**DIRECTIONS FOR THIS TASK**
Each entry below must be repeated exactly, with pictures left out.

**DATA TO PROCESS**
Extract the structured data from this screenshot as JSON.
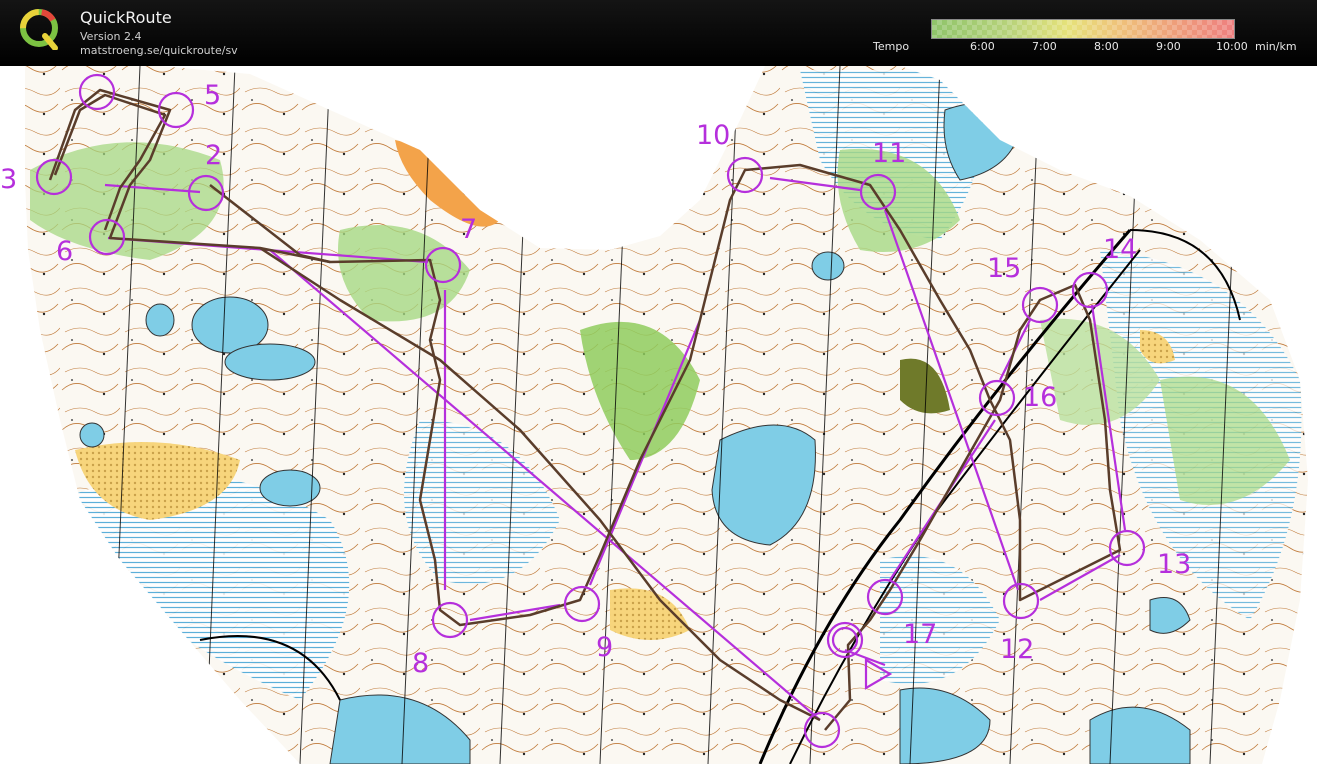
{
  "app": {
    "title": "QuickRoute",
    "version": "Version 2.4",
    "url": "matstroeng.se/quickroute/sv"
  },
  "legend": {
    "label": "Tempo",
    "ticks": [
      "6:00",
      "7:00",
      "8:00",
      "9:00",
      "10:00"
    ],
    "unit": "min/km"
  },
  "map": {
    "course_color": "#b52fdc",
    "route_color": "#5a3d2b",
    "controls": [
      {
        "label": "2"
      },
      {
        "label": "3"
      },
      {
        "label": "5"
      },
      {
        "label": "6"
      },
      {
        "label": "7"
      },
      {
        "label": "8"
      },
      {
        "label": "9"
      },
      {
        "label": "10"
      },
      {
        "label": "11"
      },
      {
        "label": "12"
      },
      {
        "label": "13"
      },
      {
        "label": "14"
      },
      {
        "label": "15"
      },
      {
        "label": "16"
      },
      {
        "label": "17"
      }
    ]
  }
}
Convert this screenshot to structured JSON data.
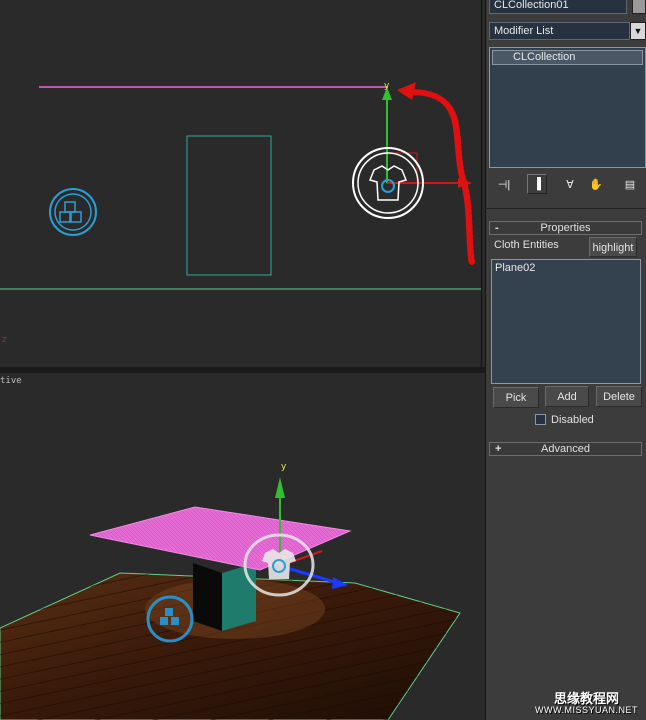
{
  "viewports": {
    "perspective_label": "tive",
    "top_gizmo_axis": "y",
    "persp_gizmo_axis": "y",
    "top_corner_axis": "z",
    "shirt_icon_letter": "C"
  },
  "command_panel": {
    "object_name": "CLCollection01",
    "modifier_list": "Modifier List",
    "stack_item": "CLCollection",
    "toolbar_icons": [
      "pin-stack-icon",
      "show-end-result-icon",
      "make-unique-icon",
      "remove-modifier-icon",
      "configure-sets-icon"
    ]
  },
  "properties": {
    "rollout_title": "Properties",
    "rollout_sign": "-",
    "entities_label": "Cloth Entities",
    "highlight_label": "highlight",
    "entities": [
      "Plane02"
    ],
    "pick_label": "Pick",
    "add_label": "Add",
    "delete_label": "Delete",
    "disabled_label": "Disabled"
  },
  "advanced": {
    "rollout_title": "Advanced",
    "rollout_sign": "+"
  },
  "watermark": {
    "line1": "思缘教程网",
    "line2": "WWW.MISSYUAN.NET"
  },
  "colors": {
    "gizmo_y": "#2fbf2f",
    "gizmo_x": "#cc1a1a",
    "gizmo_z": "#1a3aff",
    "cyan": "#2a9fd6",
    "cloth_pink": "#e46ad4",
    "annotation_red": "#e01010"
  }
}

**WRITTEN SOLUTION**
Extract the structured data from this screenshot as JSON.
{
  "app": {
    "title": "QuickRoute",
    "version": "Version 2.4",
    "url": "matstroeng.se/quickroute/sv"
  },
  "legend": {
    "label": "Tempo",
    "ticks": [
      "6:00",
      "7:00",
      "8:00",
      "9:00",
      "10:00"
    ],
    "unit": "min/km"
  },
  "map": {
    "course_color": "#b52fdc",
    "route_color": "#5a3d2b",
    "controls": [
      {
        "label": "2"
      },
      {
        "label": "3"
      },
      {
        "label": "5"
      },
      {
        "label": "6"
      },
      {
        "label": "7"
      },
      {
        "label": "8"
      },
      {
        "label": "9"
      },
      {
        "label": "10"
      },
      {
        "label": "11"
      },
      {
        "label": "12"
      },
      {
        "label": "13"
      },
      {
        "label": "14"
      },
      {
        "label": "15"
      },
      {
        "label": "16"
      },
      {
        "label": "17"
      }
    ]
  }
}
Convert this screenshot to structured JSON data.
{
  "viewports": {
    "perspective_label": "tive",
    "top_gizmo_axis": "y",
    "persp_gizmo_axis": "y",
    "top_corner_axis": "z",
    "shirt_icon_letter": "C"
  },
  "command_panel": {
    "object_name": "CLCollection01",
    "modifier_list": "Modifier List",
    "stack_item": "CLCollection",
    "toolbar_icons": [
      "pin-stack-icon",
      "show-end-result-icon",
      "make-unique-icon",
      "remove-modifier-icon",
      "configure-sets-icon"
    ]
  },
  "properties": {
    "rollout_title": "Properties",
    "rollout_sign": "-",
    "entities_label": "Cloth Entities",
    "highlight_label": "highlight",
    "entities": [
      "Plane02"
    ],
    "pick_label": "Pick",
    "add_label": "Add",
    "delete_label": "Delete",
    "disabled_label": "Disabled"
  },
  "advanced": {
    "rollout_title": "Advanced",
    "rollout_sign": "+"
  },
  "watermark": {
    "line1": "思缘教程网",
    "line2": "WWW.MISSYUAN.NET"
  },
  "colors": {
    "gizmo_y": "#2fbf2f",
    "gizmo_x": "#cc1a1a",
    "gizmo_z": "#1a3aff",
    "cyan": "#2a9fd6",
    "cloth_pink": "#e46ad4",
    "annotation_red": "#e01010"
  }
}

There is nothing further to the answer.